EXERCISE PROMPT. Find each line with the word "Globale" in it, then give the total alone.

DATA EXCERPTS start

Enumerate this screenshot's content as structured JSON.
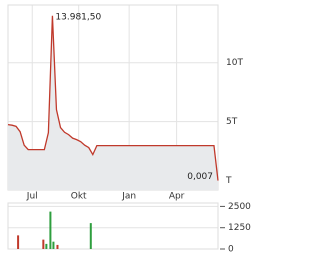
{
  "chart_data": [
    {
      "type": "line",
      "color": "#c0392b",
      "fill": "#e8eaec",
      "grid": true,
      "values": [
        4746,
        4700,
        4600,
        4150,
        3000,
        2627,
        2627,
        2627,
        2627,
        2627,
        4068,
        13981.5,
        6017,
        4500,
        4100,
        3900,
        3600,
        3475,
        3300,
        3000,
        2797,
        2203,
        2966,
        2966,
        2966,
        2966,
        2966,
        2966,
        2966,
        2966,
        2966,
        2966,
        2966,
        2966,
        2966,
        2966,
        2966,
        2966,
        2966,
        2966,
        2966,
        2966,
        2966,
        2966,
        2966,
        2966,
        2966,
        2966,
        2966,
        2966,
        2966,
        2966,
        0.007
      ],
      "value_labels": [
        null,
        null,
        null,
        null,
        null,
        null,
        null,
        null,
        null,
        null,
        null,
        "13.981,50",
        null,
        null,
        null,
        null,
        null,
        null,
        null,
        null,
        null,
        null,
        null,
        null,
        null,
        null,
        null,
        null,
        null,
        null,
        null,
        null,
        null,
        null,
        null,
        null,
        null,
        null,
        null,
        null,
        null,
        null,
        null,
        null,
        null,
        null,
        null,
        null,
        null,
        null,
        null,
        null,
        "0,007"
      ],
      "xlim": [
        0,
        52
      ],
      "ylim": [
        -800,
        14900
      ],
      "xticks": [
        {
          "value": 6,
          "label": "Jul"
        },
        {
          "value": 17.5,
          "label": "Okt"
        },
        {
          "value": 30,
          "label": "Jan"
        },
        {
          "value": 41.75,
          "label": "Apr"
        }
      ],
      "yticks": [
        {
          "value": 0,
          "label": "T"
        },
        {
          "value": 5000,
          "label": "5T"
        },
        {
          "value": 10000,
          "label": "10T"
        }
      ]
    },
    {
      "type": "bar",
      "grid": true,
      "x": [
        2.5,
        8.75,
        9.5,
        10.5,
        11.25,
        12.25,
        20.5
      ],
      "values": [
        800,
        550,
        300,
        2195,
        430,
        240,
        1520
      ],
      "colors": [
        "#c0392b",
        "#c0392b",
        "#2e9e3e",
        "#2e9e3e",
        "#2e9e3e",
        "#c0392b",
        "#2e9e3e"
      ],
      "xlim": [
        0,
        52
      ],
      "ylim": [
        0,
        2700
      ],
      "yticks": [
        0,
        1250,
        2500
      ]
    }
  ]
}
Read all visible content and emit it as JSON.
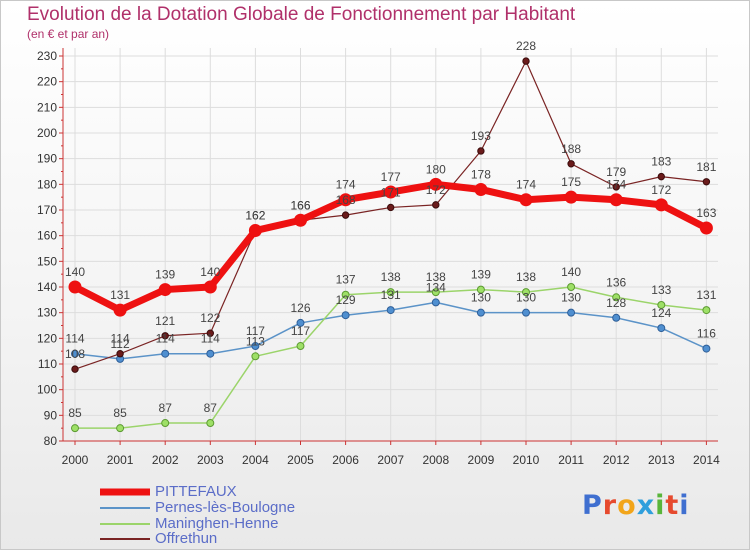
{
  "title": "Evolution de la Dotation Globale de Fonctionnement par Habitant",
  "subtitle": "(en € et par an)",
  "logo": {
    "text": "Proxiti",
    "colors": [
      "#3f6fd0",
      "#e64a2e",
      "#f2a51a",
      "#2f9fdc",
      "#59b53a",
      "#e64a2e",
      "#3f6fd0"
    ]
  },
  "chart_data": {
    "type": "line",
    "title": "Evolution de la Dotation Globale de Fonctionnement par Habitant",
    "ylabel": "(en € et par an)",
    "xlabel": "",
    "ylim": [
      80,
      230
    ],
    "yticks": [
      80,
      90,
      100,
      110,
      120,
      130,
      140,
      150,
      160,
      170,
      180,
      190,
      200,
      210,
      220,
      230
    ],
    "categories": [
      "2000",
      "2001",
      "2002",
      "2003",
      "2004",
      "2005",
      "2006",
      "2007",
      "2008",
      "2009",
      "2010",
      "2011",
      "2012",
      "2013",
      "2014"
    ],
    "series": [
      {
        "name": "PITTEFAUX",
        "color": "#ee1111",
        "values": [
          140,
          131,
          139,
          140,
          162,
          166,
          174,
          177,
          180,
          178,
          174,
          175,
          174,
          172,
          163
        ]
      },
      {
        "name": "Pernes-lès-Boulogne",
        "color": "#5b93c8",
        "values": [
          114,
          112,
          114,
          114,
          117,
          126,
          129,
          131,
          134,
          130,
          130,
          130,
          128,
          124,
          116
        ]
      },
      {
        "name": "Maninghen-Henne",
        "color": "#9bd46a",
        "values": [
          85,
          85,
          87,
          87,
          113,
          117,
          137,
          138,
          138,
          139,
          138,
          140,
          136,
          133,
          131
        ]
      },
      {
        "name": "Offrethun",
        "color": "#7a2424",
        "values": [
          108,
          114,
          121,
          122,
          162,
          166,
          168,
          171,
          172,
          193,
          228,
          188,
          179,
          183,
          181
        ]
      }
    ],
    "data_labels": [
      {
        "series": 0,
        "values": [
          "140",
          "131",
          "139",
          "140",
          "162",
          "166",
          "174",
          "177",
          "180",
          "178",
          "174",
          "175",
          "174",
          "172",
          "163"
        ]
      },
      {
        "series": 1,
        "values": [
          "114",
          "112",
          "114",
          "114",
          "117",
          "126",
          "129",
          "131",
          "134",
          "130",
          "130",
          "130",
          "128",
          "124",
          "116"
        ]
      },
      {
        "series": 2,
        "values": [
          "85",
          "85",
          "87",
          "87",
          "113",
          "117",
          "137",
          "138",
          "138",
          "139",
          "138",
          "140",
          "136",
          "133",
          "131"
        ]
      },
      {
        "series": 3,
        "values": [
          "108",
          "114",
          "121",
          "122",
          "162",
          "166",
          "168",
          "171",
          "172",
          "193",
          "228",
          "188",
          "179",
          "183",
          "181"
        ]
      }
    ],
    "grid": true,
    "legend": "bottom-left"
  }
}
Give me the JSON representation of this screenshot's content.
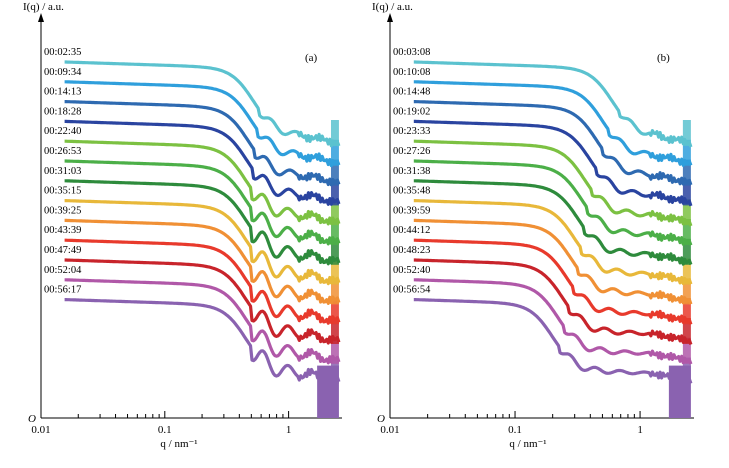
{
  "figure": {
    "y_axis_label": "I(q) / a.u.",
    "x_axis_label": "q / nm⁻¹",
    "origin_label": "O",
    "x_tick_labels": [
      "0.01",
      "0.1",
      "1"
    ]
  },
  "chart_data": [
    {
      "type": "line",
      "panel": "(a)",
      "xlabel": "q / nm⁻¹",
      "ylabel": "I(q) / a.u.",
      "xscale": "log",
      "yscale": "log",
      "xlim": [
        0.01,
        2.7
      ],
      "x_ticks": [
        "0.01",
        "0.1",
        "1"
      ],
      "y_origin_label": "O",
      "curve_start_q": 0.0155,
      "curve_end_q": 2.55,
      "series": [
        {
          "name": "00:02:35",
          "color": "#5bc2cf",
          "knee_q": 0.52,
          "oscillation": 0.2
        },
        {
          "name": "00:09:34",
          "color": "#2f9fdc",
          "knee_q": 0.5,
          "oscillation": 0.3
        },
        {
          "name": "00:14:13",
          "color": "#2e6ab1",
          "knee_q": 0.47,
          "oscillation": 0.4
        },
        {
          "name": "00:18:28",
          "color": "#2a44a0",
          "knee_q": 0.46,
          "oscillation": 0.55
        },
        {
          "name": "00:22:40",
          "color": "#7cc142",
          "knee_q": 0.45,
          "oscillation": 0.7
        },
        {
          "name": "00:26:53",
          "color": "#4caf48",
          "knee_q": 0.45,
          "oscillation": 0.85
        },
        {
          "name": "00:31:03",
          "color": "#2e8b3c",
          "knee_q": 0.45,
          "oscillation": 1.0
        },
        {
          "name": "00:35:15",
          "color": "#e8b83a",
          "knee_q": 0.45,
          "oscillation": 1.0
        },
        {
          "name": "00:39:25",
          "color": "#f09035",
          "knee_q": 0.45,
          "oscillation": 1.0
        },
        {
          "name": "00:43:39",
          "color": "#e83a2c",
          "knee_q": 0.45,
          "oscillation": 1.0
        },
        {
          "name": "00:47:49",
          "color": "#c8242b",
          "knee_q": 0.45,
          "oscillation": 1.0
        },
        {
          "name": "00:52:04",
          "color": "#b058a8",
          "knee_q": 0.45,
          "oscillation": 1.0
        },
        {
          "name": "00:56:17",
          "color": "#8a62b0",
          "knee_q": 0.45,
          "oscillation": 1.0
        }
      ]
    },
    {
      "type": "line",
      "panel": "(b)",
      "xlabel": "q / nm⁻¹",
      "ylabel": "I(q) / a.u.",
      "xscale": "log",
      "yscale": "log",
      "xlim": [
        0.01,
        2.7
      ],
      "x_ticks": [
        "0.01",
        "0.1",
        "1"
      ],
      "y_origin_label": "O",
      "curve_start_q": 0.0155,
      "curve_end_q": 2.55,
      "series": [
        {
          "name": "00:03:08",
          "color": "#5bc2cf",
          "knee_q": 0.6,
          "oscillation": 0.1
        },
        {
          "name": "00:10:08",
          "color": "#2f9fdc",
          "knee_q": 0.5,
          "oscillation": 0.12
        },
        {
          "name": "00:14:48",
          "color": "#2e6ab1",
          "knee_q": 0.45,
          "oscillation": 0.15
        },
        {
          "name": "00:19:02",
          "color": "#2a44a0",
          "knee_q": 0.4,
          "oscillation": 0.15
        },
        {
          "name": "00:23:33",
          "color": "#7cc142",
          "knee_q": 0.36,
          "oscillation": 0.18
        },
        {
          "name": "00:27:26",
          "color": "#4caf48",
          "knee_q": 0.34,
          "oscillation": 0.18
        },
        {
          "name": "00:31:38",
          "color": "#2e8b3c",
          "knee_q": 0.32,
          "oscillation": 0.2
        },
        {
          "name": "00:35:48",
          "color": "#e8b83a",
          "knee_q": 0.3,
          "oscillation": 0.2
        },
        {
          "name": "00:39:59",
          "color": "#f09035",
          "knee_q": 0.28,
          "oscillation": 0.2
        },
        {
          "name": "00:44:12",
          "color": "#e83a2c",
          "knee_q": 0.26,
          "oscillation": 0.2
        },
        {
          "name": "00:48:23",
          "color": "#c8242b",
          "knee_q": 0.24,
          "oscillation": 0.2
        },
        {
          "name": "00:52:40",
          "color": "#b058a8",
          "knee_q": 0.22,
          "oscillation": 0.2
        },
        {
          "name": "00:56:54",
          "color": "#8a62b0",
          "knee_q": 0.2,
          "oscillation": 0.2
        }
      ]
    }
  ]
}
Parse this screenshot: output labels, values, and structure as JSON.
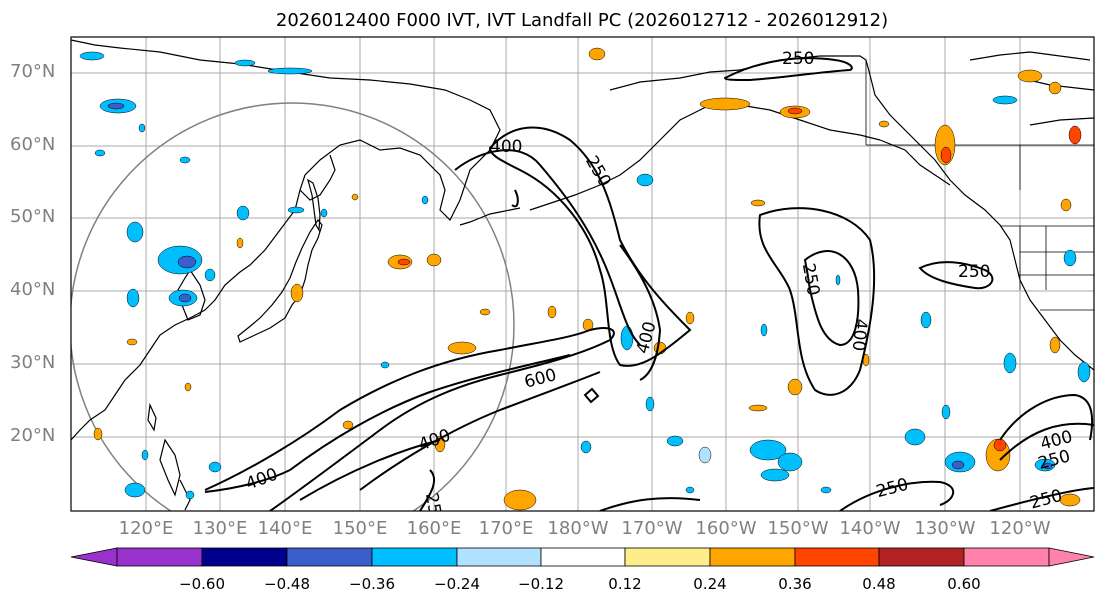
{
  "title": "2026012400 F000 IVT, IVT Landfall PC (2026012712 - 2026012912)",
  "lat_labels": [
    "70°N",
    "60°N",
    "50°N",
    "40°N",
    "30°N",
    "20°N"
  ],
  "lon_labels": [
    "120°E",
    "130°E",
    "140°E",
    "150°E",
    "160°E",
    "170°E",
    "180°W",
    "170°W",
    "160°W",
    "150°W",
    "140°W",
    "130°W",
    "120°W"
  ],
  "contour_labels": {
    "c1": "250",
    "c2": "400",
    "c3": "250",
    "c4": "250",
    "c5": "400",
    "c6": "400",
    "c7": "250",
    "c8": "600",
    "c9": "400",
    "c10": "400",
    "c11": "400",
    "c12": "250",
    "c13": "250",
    "c14": "250",
    "c15": "25"
  },
  "colorbar": {
    "ticks": [
      "−0.60",
      "−0.48",
      "−0.36",
      "−0.24",
      "−0.12",
      "0.12",
      "0.24",
      "0.36",
      "0.48",
      "0.60"
    ],
    "colors": [
      "#9932cc",
      "#00008b",
      "#3a5fcd",
      "#00bfff",
      "#b0e2ff",
      "#ffffff",
      "#ffec8b",
      "#ffa500",
      "#ff4500",
      "#b22222",
      "#ff82ab",
      "#ff82ab"
    ]
  },
  "colors": {
    "neg_light": "#b0e2ff",
    "neg_mid": "#00bfff",
    "neg_dark": "#3a5fcd",
    "pos_light": "#ffec8b",
    "pos_mid": "#ffa500",
    "pos_dark": "#ff4500",
    "gridline": "#a9a9a9",
    "circle": "#808080"
  }
}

DATA EXCERPTS end

EXPECTED ANSWER. 2